>>>
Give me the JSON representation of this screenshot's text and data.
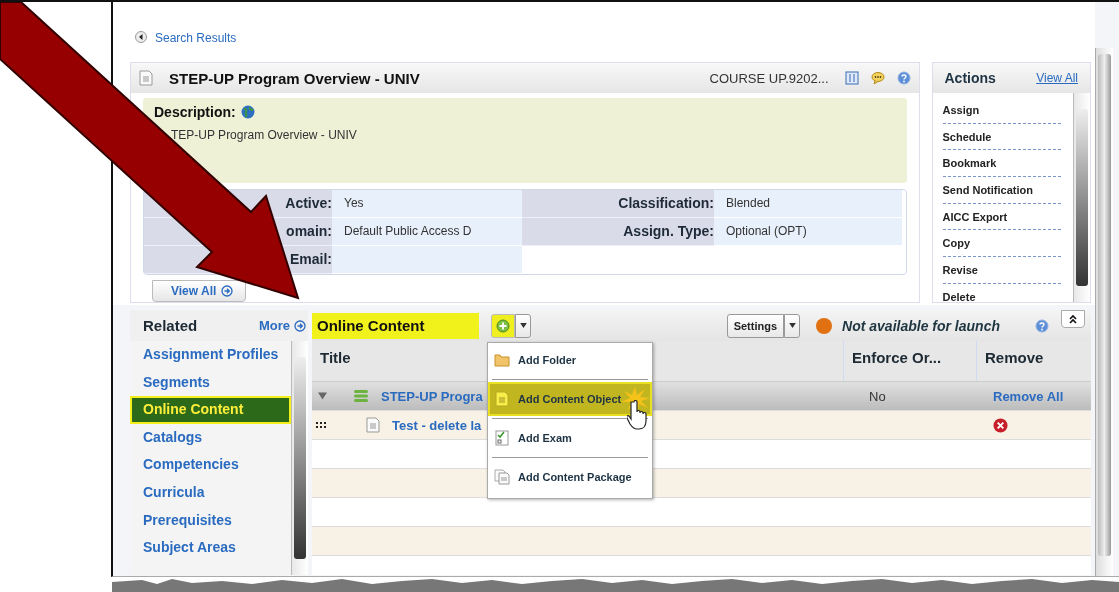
<<<
>>>
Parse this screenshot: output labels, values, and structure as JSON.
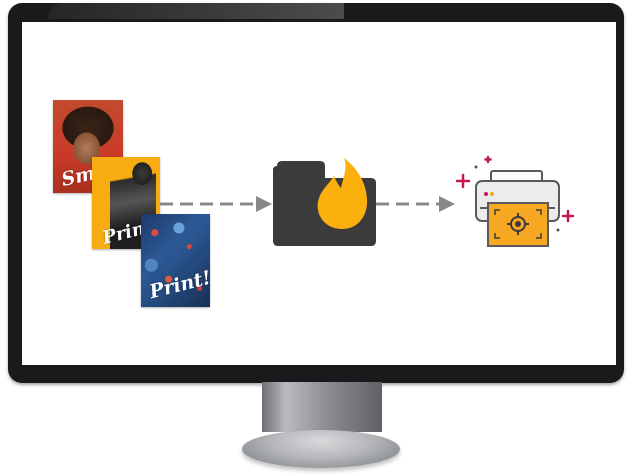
<<<
>>>
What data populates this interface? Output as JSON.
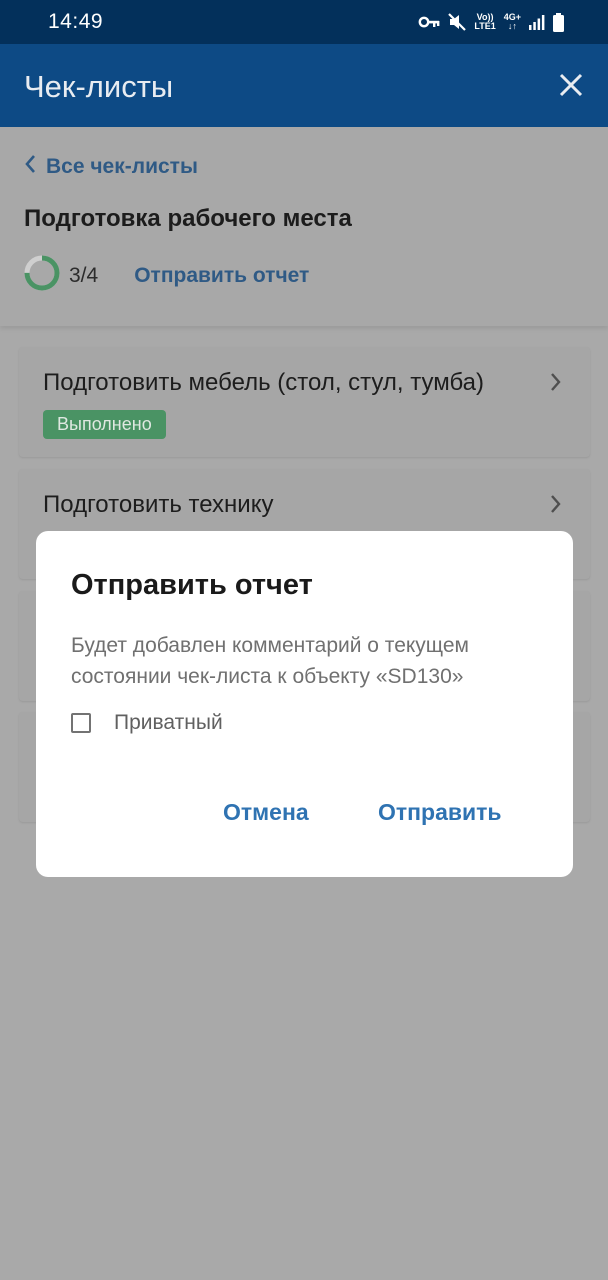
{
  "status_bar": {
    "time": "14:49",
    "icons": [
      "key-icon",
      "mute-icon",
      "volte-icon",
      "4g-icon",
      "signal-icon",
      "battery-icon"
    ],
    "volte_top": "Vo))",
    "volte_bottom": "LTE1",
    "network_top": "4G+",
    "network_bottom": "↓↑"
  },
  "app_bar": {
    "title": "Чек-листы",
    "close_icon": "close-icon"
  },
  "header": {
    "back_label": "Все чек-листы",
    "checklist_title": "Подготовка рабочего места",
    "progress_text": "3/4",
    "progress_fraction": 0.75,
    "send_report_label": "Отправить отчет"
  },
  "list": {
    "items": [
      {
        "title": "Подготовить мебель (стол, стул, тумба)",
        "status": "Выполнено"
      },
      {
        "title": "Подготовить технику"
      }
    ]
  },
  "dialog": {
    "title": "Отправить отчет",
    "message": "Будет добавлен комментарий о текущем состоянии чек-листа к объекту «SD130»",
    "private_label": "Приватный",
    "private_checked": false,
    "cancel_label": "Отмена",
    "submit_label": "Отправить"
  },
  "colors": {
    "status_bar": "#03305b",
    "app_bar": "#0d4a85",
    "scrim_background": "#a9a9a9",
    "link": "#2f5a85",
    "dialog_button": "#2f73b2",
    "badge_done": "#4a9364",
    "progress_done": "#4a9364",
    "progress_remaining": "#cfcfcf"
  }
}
<<<
**What to do**. In the material above, find each line that contains the word "screenshot", and select it.

**Problem solution**.
Give me the JSON representation of this screenshot's text and data.
Parse this screenshot: output labels, values, and structure as JSON.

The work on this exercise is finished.